**Fragmento:**
►

Los alumnos residentes estaban reunidos discutiendo sus dificultades.
Todos eran unánimes en afirmar que el mayor problema en el hospital era el Dr.
M.
A nadie le gustaba aquel médico que tenía a sus cuidados pacientes enfermos de cáncer. Él era brillante en su trabajo pero intolerable en el trato personal.
Era áspero, arrogante y nunca admitía que alguien dijera que uno de
sus pacientes iba a morir.
La médica psiquiatra que todo escuchaba, inesperadamente dijo: “no
se puede ayudar a otra persona sin
que te guste un poquito. ¿Hay alguien aquí que
simpatiza con él?”
Después de muchas caras feas, risas y gestos hostiles, una joven
levantó la mano vacilante. Era una enfermera.
“Ustedes no conocen a ese hombre”, ella comenzó. “No conocen la
persona que él es.”
“Todas las noches, después que todos los médicos ya se retiraron,
él visita a los pacientes. Comienza por el cuarto más lejano del puesto de
enfermería y viene siguiendo el pasillo, entrando de cuarto en cuarto.

◄

**Conjunto de datos:**
►

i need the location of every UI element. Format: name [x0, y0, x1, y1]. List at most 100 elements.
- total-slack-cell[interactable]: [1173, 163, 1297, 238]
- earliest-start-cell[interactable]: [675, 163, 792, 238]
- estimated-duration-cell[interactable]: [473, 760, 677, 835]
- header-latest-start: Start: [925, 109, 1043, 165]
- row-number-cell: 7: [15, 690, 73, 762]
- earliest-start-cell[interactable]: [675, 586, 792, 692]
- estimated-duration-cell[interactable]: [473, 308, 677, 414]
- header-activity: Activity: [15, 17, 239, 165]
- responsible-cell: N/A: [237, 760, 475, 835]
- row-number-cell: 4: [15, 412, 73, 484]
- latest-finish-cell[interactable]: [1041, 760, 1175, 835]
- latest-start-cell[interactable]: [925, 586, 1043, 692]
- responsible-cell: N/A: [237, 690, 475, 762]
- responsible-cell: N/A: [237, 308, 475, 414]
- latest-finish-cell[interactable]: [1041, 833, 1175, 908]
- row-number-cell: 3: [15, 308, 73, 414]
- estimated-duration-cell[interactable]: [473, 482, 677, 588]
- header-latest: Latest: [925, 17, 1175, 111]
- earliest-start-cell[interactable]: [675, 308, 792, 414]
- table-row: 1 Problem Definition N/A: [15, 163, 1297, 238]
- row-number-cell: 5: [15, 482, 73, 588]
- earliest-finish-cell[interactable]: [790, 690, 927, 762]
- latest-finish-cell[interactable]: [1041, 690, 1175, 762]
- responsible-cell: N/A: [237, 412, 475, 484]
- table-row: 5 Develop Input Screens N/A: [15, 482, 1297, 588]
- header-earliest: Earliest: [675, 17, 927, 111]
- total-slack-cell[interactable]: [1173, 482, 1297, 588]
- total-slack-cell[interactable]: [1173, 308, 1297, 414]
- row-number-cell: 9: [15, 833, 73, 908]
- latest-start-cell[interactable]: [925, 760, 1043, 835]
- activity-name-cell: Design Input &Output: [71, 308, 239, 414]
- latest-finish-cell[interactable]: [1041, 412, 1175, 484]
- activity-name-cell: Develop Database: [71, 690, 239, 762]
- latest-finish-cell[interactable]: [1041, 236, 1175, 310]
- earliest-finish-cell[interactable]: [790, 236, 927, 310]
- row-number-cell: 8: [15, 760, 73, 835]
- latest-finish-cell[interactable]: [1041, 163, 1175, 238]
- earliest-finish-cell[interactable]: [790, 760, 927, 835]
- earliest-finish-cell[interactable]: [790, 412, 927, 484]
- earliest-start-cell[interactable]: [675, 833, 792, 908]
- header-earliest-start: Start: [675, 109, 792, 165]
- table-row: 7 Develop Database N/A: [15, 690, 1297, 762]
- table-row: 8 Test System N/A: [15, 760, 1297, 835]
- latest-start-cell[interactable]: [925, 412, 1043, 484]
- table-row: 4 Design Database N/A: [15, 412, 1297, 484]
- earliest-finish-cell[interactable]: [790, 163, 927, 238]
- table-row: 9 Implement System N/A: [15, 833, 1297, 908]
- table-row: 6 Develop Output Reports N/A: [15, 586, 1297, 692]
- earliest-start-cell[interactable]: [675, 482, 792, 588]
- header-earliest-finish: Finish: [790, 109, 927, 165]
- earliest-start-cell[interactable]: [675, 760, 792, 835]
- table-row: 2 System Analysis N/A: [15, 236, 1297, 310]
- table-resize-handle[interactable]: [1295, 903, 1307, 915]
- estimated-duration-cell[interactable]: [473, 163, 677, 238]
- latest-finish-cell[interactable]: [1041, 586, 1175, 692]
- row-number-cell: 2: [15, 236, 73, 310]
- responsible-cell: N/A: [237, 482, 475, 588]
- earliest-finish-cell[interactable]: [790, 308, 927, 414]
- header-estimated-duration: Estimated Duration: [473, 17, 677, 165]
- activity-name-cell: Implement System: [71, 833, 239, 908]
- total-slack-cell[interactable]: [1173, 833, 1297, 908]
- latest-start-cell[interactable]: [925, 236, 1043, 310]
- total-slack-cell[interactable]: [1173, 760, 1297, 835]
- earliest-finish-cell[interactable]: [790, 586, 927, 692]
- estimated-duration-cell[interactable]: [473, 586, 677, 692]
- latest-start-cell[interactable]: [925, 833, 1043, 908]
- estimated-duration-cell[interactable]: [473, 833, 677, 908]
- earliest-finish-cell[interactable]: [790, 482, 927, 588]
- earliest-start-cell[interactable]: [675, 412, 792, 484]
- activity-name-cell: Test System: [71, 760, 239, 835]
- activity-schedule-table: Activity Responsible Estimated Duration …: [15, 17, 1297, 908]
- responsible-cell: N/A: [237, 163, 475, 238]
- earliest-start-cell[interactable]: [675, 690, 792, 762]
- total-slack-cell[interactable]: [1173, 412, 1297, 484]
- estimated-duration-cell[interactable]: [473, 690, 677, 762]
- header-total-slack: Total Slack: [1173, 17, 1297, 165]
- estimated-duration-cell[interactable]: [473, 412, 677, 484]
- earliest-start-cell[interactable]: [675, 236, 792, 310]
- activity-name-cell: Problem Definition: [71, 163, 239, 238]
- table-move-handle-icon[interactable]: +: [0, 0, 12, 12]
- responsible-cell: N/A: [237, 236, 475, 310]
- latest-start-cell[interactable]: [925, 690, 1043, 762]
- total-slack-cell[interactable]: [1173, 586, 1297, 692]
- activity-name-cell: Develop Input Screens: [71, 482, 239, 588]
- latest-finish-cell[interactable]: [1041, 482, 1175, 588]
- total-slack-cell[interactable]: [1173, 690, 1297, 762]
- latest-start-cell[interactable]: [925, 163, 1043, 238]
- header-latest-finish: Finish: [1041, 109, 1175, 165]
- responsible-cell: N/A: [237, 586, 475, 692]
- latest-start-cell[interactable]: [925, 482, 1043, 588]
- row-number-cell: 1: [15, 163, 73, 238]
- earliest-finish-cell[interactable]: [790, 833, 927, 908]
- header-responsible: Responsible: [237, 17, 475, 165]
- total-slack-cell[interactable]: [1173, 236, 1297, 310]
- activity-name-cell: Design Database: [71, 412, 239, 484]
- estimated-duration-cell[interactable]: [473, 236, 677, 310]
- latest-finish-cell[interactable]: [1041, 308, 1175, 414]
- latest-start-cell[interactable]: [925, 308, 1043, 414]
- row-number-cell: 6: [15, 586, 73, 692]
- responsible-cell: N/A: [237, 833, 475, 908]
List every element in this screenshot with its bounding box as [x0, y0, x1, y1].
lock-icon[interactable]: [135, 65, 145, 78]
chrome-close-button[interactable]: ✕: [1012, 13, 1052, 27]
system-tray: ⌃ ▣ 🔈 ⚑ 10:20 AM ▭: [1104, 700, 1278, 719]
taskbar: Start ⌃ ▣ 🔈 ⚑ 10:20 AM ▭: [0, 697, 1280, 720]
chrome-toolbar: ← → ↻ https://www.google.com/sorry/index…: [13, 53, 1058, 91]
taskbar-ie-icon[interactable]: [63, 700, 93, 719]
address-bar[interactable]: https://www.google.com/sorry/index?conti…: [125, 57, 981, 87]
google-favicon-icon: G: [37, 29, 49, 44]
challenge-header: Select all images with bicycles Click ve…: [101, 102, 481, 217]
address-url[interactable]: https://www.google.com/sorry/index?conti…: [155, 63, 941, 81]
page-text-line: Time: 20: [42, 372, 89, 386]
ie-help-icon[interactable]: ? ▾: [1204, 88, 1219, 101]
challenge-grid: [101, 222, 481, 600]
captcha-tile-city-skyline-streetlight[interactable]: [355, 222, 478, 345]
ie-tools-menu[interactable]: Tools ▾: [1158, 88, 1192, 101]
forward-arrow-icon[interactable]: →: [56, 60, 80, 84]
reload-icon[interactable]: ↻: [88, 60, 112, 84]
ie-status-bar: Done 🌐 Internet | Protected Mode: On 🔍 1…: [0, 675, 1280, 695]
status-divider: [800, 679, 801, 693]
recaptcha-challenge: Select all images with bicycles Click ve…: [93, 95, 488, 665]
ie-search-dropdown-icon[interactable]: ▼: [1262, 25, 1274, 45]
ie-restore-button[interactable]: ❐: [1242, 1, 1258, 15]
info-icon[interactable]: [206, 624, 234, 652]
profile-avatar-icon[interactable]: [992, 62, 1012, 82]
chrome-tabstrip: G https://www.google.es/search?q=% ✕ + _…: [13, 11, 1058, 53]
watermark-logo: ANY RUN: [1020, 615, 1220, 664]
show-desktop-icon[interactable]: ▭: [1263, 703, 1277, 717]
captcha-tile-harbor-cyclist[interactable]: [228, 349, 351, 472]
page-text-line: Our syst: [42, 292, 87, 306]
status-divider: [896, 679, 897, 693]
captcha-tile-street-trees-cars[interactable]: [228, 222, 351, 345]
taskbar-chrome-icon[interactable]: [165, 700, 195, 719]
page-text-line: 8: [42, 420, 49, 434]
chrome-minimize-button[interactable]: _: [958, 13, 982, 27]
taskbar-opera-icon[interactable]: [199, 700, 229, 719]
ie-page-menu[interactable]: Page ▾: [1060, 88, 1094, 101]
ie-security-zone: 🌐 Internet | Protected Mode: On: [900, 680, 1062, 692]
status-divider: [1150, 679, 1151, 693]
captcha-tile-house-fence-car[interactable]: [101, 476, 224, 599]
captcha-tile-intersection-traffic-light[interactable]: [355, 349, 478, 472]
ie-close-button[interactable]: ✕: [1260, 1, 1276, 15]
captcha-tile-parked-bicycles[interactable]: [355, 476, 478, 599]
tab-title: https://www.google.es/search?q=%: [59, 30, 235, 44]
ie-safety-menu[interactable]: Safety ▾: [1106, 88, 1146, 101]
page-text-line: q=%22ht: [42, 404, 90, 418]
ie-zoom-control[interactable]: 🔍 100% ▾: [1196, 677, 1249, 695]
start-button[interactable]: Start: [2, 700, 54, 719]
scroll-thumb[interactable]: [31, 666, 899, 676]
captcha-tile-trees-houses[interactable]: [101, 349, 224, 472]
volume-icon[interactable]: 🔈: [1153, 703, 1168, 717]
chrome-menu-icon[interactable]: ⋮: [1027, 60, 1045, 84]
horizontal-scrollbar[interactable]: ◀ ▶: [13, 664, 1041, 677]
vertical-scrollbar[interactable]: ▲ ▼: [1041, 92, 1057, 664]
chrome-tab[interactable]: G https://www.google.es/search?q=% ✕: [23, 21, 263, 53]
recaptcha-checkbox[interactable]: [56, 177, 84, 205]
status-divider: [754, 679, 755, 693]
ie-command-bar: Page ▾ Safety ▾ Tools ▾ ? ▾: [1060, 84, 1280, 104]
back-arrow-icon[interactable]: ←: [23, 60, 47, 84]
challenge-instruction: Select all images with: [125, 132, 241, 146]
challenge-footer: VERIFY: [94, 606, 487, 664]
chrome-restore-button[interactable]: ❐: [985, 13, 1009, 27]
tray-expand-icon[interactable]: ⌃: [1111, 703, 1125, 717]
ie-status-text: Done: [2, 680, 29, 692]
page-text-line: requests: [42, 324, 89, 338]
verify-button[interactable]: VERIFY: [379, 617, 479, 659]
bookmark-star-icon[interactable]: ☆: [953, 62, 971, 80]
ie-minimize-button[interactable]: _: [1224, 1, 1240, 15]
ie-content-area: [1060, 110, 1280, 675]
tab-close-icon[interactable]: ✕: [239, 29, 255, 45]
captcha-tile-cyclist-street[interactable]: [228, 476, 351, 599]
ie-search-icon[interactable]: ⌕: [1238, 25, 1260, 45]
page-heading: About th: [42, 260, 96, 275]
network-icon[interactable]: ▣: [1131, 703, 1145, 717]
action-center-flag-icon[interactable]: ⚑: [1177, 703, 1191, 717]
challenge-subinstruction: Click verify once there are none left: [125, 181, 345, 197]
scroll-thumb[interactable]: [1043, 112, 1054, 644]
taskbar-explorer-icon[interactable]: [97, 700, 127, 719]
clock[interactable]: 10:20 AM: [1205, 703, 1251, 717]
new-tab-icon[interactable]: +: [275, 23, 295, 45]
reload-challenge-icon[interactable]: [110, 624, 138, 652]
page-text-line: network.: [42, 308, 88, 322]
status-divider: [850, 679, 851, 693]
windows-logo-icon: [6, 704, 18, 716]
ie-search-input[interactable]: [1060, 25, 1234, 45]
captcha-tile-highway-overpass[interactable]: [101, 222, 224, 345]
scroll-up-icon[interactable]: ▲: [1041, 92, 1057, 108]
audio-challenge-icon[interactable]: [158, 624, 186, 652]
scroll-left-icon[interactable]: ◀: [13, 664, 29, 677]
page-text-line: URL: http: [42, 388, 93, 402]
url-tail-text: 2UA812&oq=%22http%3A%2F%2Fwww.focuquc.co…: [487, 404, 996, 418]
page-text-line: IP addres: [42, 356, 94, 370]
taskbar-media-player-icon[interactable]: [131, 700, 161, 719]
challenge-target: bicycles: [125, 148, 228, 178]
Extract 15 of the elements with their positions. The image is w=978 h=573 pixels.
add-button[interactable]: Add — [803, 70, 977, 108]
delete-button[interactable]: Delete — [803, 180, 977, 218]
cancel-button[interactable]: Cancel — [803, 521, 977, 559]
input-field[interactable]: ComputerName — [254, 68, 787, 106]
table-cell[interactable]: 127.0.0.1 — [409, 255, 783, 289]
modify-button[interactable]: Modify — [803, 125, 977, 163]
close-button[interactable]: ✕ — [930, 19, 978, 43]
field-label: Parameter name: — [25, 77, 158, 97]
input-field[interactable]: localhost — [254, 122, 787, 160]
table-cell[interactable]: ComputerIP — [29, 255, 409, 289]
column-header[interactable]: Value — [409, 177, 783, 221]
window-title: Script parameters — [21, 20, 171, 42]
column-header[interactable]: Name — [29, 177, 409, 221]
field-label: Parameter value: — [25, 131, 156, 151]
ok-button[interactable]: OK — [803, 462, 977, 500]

◄

**Actividad 1:** Indique si cada afirmación concuerda con el fragmento sobre el médico del hospital y responda sí o no, citando textualmente las palabras que lo deciden. (a) La primera persona en levantar la mano para simpatizar con el médico fue una enfermera. (b) Los residentes consideraban que el médico era mediocre en su trabajo. (c) El médico visita a los pacientes por las noches.
**Actividad 2:** Según el fragmento, ¿qué pacientes tenía a su cuidado el médico?
**Actividad 3:** Retome el relato sobre el médico del hospital y continúelo a partir de su última oración.
Los registros no guardan relación con el fragmento.

**Resultado 1:**
(a) Sí: «levantó la mano vacilante. Era una enfermera.»
(b) No: «Él era brillante en su trabajo pero intolerable en el trato personal.»
(c) Sí: «él visita a los pacientes.»

**Resultado 2:** Pacientes enfermos de cáncer.

**Resultado 3:**
Cuando entra en el primer parece seguro, de cabeza alta. Pero de cada
cuarto que sale, sus espaldas se van curvando cada vez más.
Cuando sale del último cuarto, está acabado. Sin alegría, esperanza
o satisfacción por su trabajo.
Lo que más desearía es que cuando él está así de triste, sería
poner mi mano en su hombro como una amiga. Pero nunca lo hice porque soy sólo
una enfermera y él es el jefe del departamento de oncología.”
Acto seguido, todos se reunieron e insistieron para que ella se
esforzara y siguiera el impulso de su corazón. Aquel hombre necesitaba de ayuda.
Una semana después, reunidos nuevamente, la enfermera entró sonriente
y dijo: “lo conseguí”.
El viernes anterior, ella vio al médico salir desalentado del plantón.
Dos de sus pacientes habían muerto aquel día. Se acercó a él, e
inesperadamente, él la llevó a su consultorio y se desahogó.
Él le contó como soñaba en curar a sus pacientes, mientras sus
amigos, de la misma edad que él, estaban constituyendo familia. Su vida había
sido aprender una especialidad. Ahora, él ocupaba una posición que podía ser
la diferencia para la vida de los enfermos.
Y a pesar de eso, todos ellos morían. Uno tras otro, todos morían. Él
era un hombre acabado, vencido.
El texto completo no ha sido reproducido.